**TASK GOAL**
What is needed is an exact copy of the entries below, from the line that contains "Convert this screenshot" through the final line, both included, and nothing else.

**GIVEN DATA**
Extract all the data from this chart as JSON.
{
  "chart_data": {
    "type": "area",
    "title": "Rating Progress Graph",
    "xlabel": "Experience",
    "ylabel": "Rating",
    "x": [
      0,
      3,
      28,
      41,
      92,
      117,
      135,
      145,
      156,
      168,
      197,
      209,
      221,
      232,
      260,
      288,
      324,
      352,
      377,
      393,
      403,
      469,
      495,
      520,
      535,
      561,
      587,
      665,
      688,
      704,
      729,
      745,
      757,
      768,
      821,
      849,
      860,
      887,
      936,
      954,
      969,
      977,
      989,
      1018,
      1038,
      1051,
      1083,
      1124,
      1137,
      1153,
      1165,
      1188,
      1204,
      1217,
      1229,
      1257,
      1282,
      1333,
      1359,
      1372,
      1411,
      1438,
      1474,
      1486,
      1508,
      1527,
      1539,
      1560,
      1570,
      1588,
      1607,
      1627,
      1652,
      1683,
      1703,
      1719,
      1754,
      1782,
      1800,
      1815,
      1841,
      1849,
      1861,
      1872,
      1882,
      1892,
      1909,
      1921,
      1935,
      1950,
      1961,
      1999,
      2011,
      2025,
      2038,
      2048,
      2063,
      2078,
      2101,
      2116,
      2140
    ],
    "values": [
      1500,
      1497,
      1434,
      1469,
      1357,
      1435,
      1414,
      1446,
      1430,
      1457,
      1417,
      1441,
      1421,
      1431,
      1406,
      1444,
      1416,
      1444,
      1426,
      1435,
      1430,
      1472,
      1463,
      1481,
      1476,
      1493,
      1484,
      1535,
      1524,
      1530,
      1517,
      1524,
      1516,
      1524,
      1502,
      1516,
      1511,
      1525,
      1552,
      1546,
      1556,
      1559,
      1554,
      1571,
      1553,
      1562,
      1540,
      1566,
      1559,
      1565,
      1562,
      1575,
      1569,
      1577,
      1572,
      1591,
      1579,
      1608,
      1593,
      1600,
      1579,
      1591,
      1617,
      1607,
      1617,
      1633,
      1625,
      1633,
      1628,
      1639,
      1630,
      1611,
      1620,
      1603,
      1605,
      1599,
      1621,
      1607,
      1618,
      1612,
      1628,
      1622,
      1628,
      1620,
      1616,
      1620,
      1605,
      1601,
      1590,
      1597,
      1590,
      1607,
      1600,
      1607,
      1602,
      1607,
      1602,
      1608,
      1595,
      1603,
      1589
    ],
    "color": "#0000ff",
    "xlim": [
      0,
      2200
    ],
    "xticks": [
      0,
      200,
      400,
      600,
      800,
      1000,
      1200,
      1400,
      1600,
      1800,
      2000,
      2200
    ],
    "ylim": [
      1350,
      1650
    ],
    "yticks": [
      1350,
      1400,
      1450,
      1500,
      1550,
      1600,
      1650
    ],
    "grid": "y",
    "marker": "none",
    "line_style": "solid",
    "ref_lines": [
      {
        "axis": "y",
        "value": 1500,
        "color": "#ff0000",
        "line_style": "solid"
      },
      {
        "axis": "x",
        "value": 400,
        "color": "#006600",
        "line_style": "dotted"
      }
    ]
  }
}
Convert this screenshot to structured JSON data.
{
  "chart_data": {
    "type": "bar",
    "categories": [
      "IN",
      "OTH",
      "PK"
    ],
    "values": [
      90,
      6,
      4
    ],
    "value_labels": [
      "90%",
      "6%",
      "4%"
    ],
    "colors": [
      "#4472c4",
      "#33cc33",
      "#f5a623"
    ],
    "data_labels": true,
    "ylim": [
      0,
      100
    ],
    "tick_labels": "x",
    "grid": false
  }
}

**RESPONSE TO THIS TASK**
Convert this screenshot to structured JSON data.
{
  "chart_data": {
    "type": "bar",
    "categories": [
      "IN",
      "OTH",
      "PK"
    ],
    "values": [
      90,
      6,
      4
    ],
    "value_labels": [
      "90%",
      "6%",
      "4%"
    ],
    "colors": [
      "#4472c4",
      "#33cc33",
      "#f5a623"
    ],
    "data_labels": true,
    "ylim": [
      0,
      100
    ],
    "tick_labels": "x",
    "grid": false
  }
}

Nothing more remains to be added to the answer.